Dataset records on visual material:
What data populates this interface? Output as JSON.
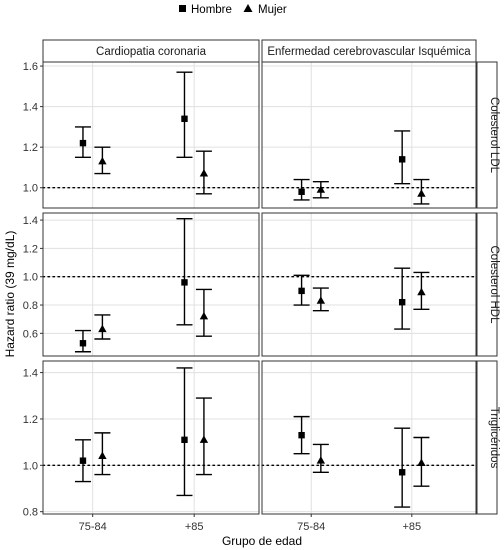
{
  "legend": [
    {
      "label": "Hombre",
      "shape": "square"
    },
    {
      "label": "Mujer",
      "shape": "triangle"
    }
  ],
  "xlabel": "Grupo de edad",
  "ylabel": "Hazard ratio (39 mg/dL)",
  "columns": [
    "Cardiopatia coronaria",
    "Enfermedad cerebrovascular Isquémica"
  ],
  "rows": [
    "Colesterol LDL",
    "Colesterol HDL",
    "Triglicéridos"
  ],
  "chart_data": {
    "type": "scatter",
    "subtype": "point-range faceted",
    "categories": [
      "75-84",
      "+85"
    ],
    "series_names": [
      "Hombre",
      "Mujer"
    ],
    "reference_line": 1.0,
    "grid": true,
    "legend_position": "top",
    "panels": [
      {
        "row": "Colesterol LDL",
        "col": "Cardiopatia coronaria",
        "ylim": [
          0.9,
          1.62
        ],
        "yticks": [
          "1.0",
          "1.2",
          "1.4",
          "1.6"
        ],
        "points": [
          {
            "group": "75-84",
            "series": "Hombre",
            "est": 1.22,
            "lo": 1.15,
            "hi": 1.3
          },
          {
            "group": "75-84",
            "series": "Mujer",
            "est": 1.13,
            "lo": 1.07,
            "hi": 1.2
          },
          {
            "group": "+85",
            "series": "Hombre",
            "est": 1.34,
            "lo": 1.15,
            "hi": 1.57
          },
          {
            "group": "+85",
            "series": "Mujer",
            "est": 1.07,
            "lo": 0.97,
            "hi": 1.18
          }
        ]
      },
      {
        "row": "Colesterol LDL",
        "col": "Enfermedad cerebrovascular Isquémica",
        "ylim": [
          0.9,
          1.62
        ],
        "yticks": [
          "1.0",
          "1.2",
          "1.4",
          "1.6"
        ],
        "points": [
          {
            "group": "75-84",
            "series": "Hombre",
            "est": 0.98,
            "lo": 0.94,
            "hi": 1.04
          },
          {
            "group": "75-84",
            "series": "Mujer",
            "est": 0.99,
            "lo": 0.95,
            "hi": 1.03
          },
          {
            "group": "+85",
            "series": "Hombre",
            "est": 1.14,
            "lo": 1.02,
            "hi": 1.28
          },
          {
            "group": "+85",
            "series": "Mujer",
            "est": 0.97,
            "lo": 0.92,
            "hi": 1.04
          }
        ]
      },
      {
        "row": "Colesterol HDL",
        "col": "Cardiopatia coronaria",
        "ylim": [
          0.44,
          1.45
        ],
        "yticks": [
          "0.6",
          "0.8",
          "1.0",
          "1.2",
          "1.4"
        ],
        "points": [
          {
            "group": "75-84",
            "series": "Hombre",
            "est": 0.53,
            "lo": 0.47,
            "hi": 0.62
          },
          {
            "group": "75-84",
            "series": "Mujer",
            "est": 0.63,
            "lo": 0.56,
            "hi": 0.73
          },
          {
            "group": "+85",
            "series": "Hombre",
            "est": 0.96,
            "lo": 0.66,
            "hi": 1.41
          },
          {
            "group": "+85",
            "series": "Mujer",
            "est": 0.72,
            "lo": 0.58,
            "hi": 0.91
          }
        ]
      },
      {
        "row": "Colesterol HDL",
        "col": "Enfermedad cerebrovascular Isquémica",
        "ylim": [
          0.44,
          1.45
        ],
        "yticks": [
          "0.6",
          "0.8",
          "1.0",
          "1.2",
          "1.4"
        ],
        "points": [
          {
            "group": "75-84",
            "series": "Hombre",
            "est": 0.9,
            "lo": 0.8,
            "hi": 1.01
          },
          {
            "group": "75-84",
            "series": "Mujer",
            "est": 0.83,
            "lo": 0.76,
            "hi": 0.92
          },
          {
            "group": "+85",
            "series": "Hombre",
            "est": 0.82,
            "lo": 0.63,
            "hi": 1.06
          },
          {
            "group": "+85",
            "series": "Mujer",
            "est": 0.89,
            "lo": 0.77,
            "hi": 1.03
          }
        ]
      },
      {
        "row": "Triglicéridos",
        "col": "Cardiopatia coronaria",
        "ylim": [
          0.79,
          1.45
        ],
        "yticks": [
          "0.8",
          "1.0",
          "1.2",
          "1.4"
        ],
        "points": [
          {
            "group": "75-84",
            "series": "Hombre",
            "est": 1.02,
            "lo": 0.93,
            "hi": 1.11
          },
          {
            "group": "75-84",
            "series": "Mujer",
            "est": 1.04,
            "lo": 0.96,
            "hi": 1.14
          },
          {
            "group": "+85",
            "series": "Hombre",
            "est": 1.11,
            "lo": 0.87,
            "hi": 1.42
          },
          {
            "group": "+85",
            "series": "Mujer",
            "est": 1.11,
            "lo": 0.96,
            "hi": 1.29
          }
        ]
      },
      {
        "row": "Triglicéridos",
        "col": "Enfermedad cerebrovascular Isquémica",
        "ylim": [
          0.79,
          1.45
        ],
        "yticks": [
          "0.8",
          "1.0",
          "1.2",
          "1.4"
        ],
        "points": [
          {
            "group": "75-84",
            "series": "Hombre",
            "est": 1.13,
            "lo": 1.05,
            "hi": 1.21
          },
          {
            "group": "75-84",
            "series": "Mujer",
            "est": 1.02,
            "lo": 0.97,
            "hi": 1.09
          },
          {
            "group": "+85",
            "series": "Hombre",
            "est": 0.97,
            "lo": 0.82,
            "hi": 1.16
          },
          {
            "group": "+85",
            "series": "Mujer",
            "est": 1.01,
            "lo": 0.91,
            "hi": 1.12
          }
        ]
      }
    ]
  }
}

> [EXERCISE AIM] Output the entries above exactly, without their pictures.

> [IN RESPONSE]
What data populates this interface? Output as JSON.
{
  "legend": [
    {
      "label": "Hombre",
      "shape": "square"
    },
    {
      "label": "Mujer",
      "shape": "triangle"
    }
  ],
  "xlabel": "Grupo de edad",
  "ylabel": "Hazard ratio (39 mg/dL)",
  "columns": [
    "Cardiopatia coronaria",
    "Enfermedad cerebrovascular Isquémica"
  ],
  "rows": [
    "Colesterol LDL",
    "Colesterol HDL",
    "Triglicéridos"
  ],
  "chart_data": {
    "type": "scatter",
    "subtype": "point-range faceted",
    "categories": [
      "75-84",
      "+85"
    ],
    "series_names": [
      "Hombre",
      "Mujer"
    ],
    "reference_line": 1.0,
    "grid": true,
    "legend_position": "top",
    "panels": [
      {
        "row": "Colesterol LDL",
        "col": "Cardiopatia coronaria",
        "ylim": [
          0.9,
          1.62
        ],
        "yticks": [
          "1.0",
          "1.2",
          "1.4",
          "1.6"
        ],
        "points": [
          {
            "group": "75-84",
            "series": "Hombre",
            "est": 1.22,
            "lo": 1.15,
            "hi": 1.3
          },
          {
            "group": "75-84",
            "series": "Mujer",
            "est": 1.13,
            "lo": 1.07,
            "hi": 1.2
          },
          {
            "group": "+85",
            "series": "Hombre",
            "est": 1.34,
            "lo": 1.15,
            "hi": 1.57
          },
          {
            "group": "+85",
            "series": "Mujer",
            "est": 1.07,
            "lo": 0.97,
            "hi": 1.18
          }
        ]
      },
      {
        "row": "Colesterol LDL",
        "col": "Enfermedad cerebrovascular Isquémica",
        "ylim": [
          0.9,
          1.62
        ],
        "yticks": [
          "1.0",
          "1.2",
          "1.4",
          "1.6"
        ],
        "points": [
          {
            "group": "75-84",
            "series": "Hombre",
            "est": 0.98,
            "lo": 0.94,
            "hi": 1.04
          },
          {
            "group": "75-84",
            "series": "Mujer",
            "est": 0.99,
            "lo": 0.95,
            "hi": 1.03
          },
          {
            "group": "+85",
            "series": "Hombre",
            "est": 1.14,
            "lo": 1.02,
            "hi": 1.28
          },
          {
            "group": "+85",
            "series": "Mujer",
            "est": 0.97,
            "lo": 0.92,
            "hi": 1.04
          }
        ]
      },
      {
        "row": "Colesterol HDL",
        "col": "Cardiopatia coronaria",
        "ylim": [
          0.44,
          1.45
        ],
        "yticks": [
          "0.6",
          "0.8",
          "1.0",
          "1.2",
          "1.4"
        ],
        "points": [
          {
            "group": "75-84",
            "series": "Hombre",
            "est": 0.53,
            "lo": 0.47,
            "hi": 0.62
          },
          {
            "group": "75-84",
            "series": "Mujer",
            "est": 0.63,
            "lo": 0.56,
            "hi": 0.73
          },
          {
            "group": "+85",
            "series": "Hombre",
            "est": 0.96,
            "lo": 0.66,
            "hi": 1.41
          },
          {
            "group": "+85",
            "series": "Mujer",
            "est": 0.72,
            "lo": 0.58,
            "hi": 0.91
          }
        ]
      },
      {
        "row": "Colesterol HDL",
        "col": "Enfermedad cerebrovascular Isquémica",
        "ylim": [
          0.44,
          1.45
        ],
        "yticks": [
          "0.6",
          "0.8",
          "1.0",
          "1.2",
          "1.4"
        ],
        "points": [
          {
            "group": "75-84",
            "series": "Hombre",
            "est": 0.9,
            "lo": 0.8,
            "hi": 1.01
          },
          {
            "group": "75-84",
            "series": "Mujer",
            "est": 0.83,
            "lo": 0.76,
            "hi": 0.92
          },
          {
            "group": "+85",
            "series": "Hombre",
            "est": 0.82,
            "lo": 0.63,
            "hi": 1.06
          },
          {
            "group": "+85",
            "series": "Mujer",
            "est": 0.89,
            "lo": 0.77,
            "hi": 1.03
          }
        ]
      },
      {
        "row": "Triglicéridos",
        "col": "Cardiopatia coronaria",
        "ylim": [
          0.79,
          1.45
        ],
        "yticks": [
          "0.8",
          "1.0",
          "1.2",
          "1.4"
        ],
        "points": [
          {
            "group": "75-84",
            "series": "Hombre",
            "est": 1.02,
            "lo": 0.93,
            "hi": 1.11
          },
          {
            "group": "75-84",
            "series": "Mujer",
            "est": 1.04,
            "lo": 0.96,
            "hi": 1.14
          },
          {
            "group": "+85",
            "series": "Hombre",
            "est": 1.11,
            "lo": 0.87,
            "hi": 1.42
          },
          {
            "group": "+85",
            "series": "Mujer",
            "est": 1.11,
            "lo": 0.96,
            "hi": 1.29
          }
        ]
      },
      {
        "row": "Triglicéridos",
        "col": "Enfermedad cerebrovascular Isquémica",
        "ylim": [
          0.79,
          1.45
        ],
        "yticks": [
          "0.8",
          "1.0",
          "1.2",
          "1.4"
        ],
        "points": [
          {
            "group": "75-84",
            "series": "Hombre",
            "est": 1.13,
            "lo": 1.05,
            "hi": 1.21
          },
          {
            "group": "75-84",
            "series": "Mujer",
            "est": 1.02,
            "lo": 0.97,
            "hi": 1.09
          },
          {
            "group": "+85",
            "series": "Hombre",
            "est": 0.97,
            "lo": 0.82,
            "hi": 1.16
          },
          {
            "group": "+85",
            "series": "Mujer",
            "est": 1.01,
            "lo": 0.91,
            "hi": 1.12
          }
        ]
      }
    ]
  }
}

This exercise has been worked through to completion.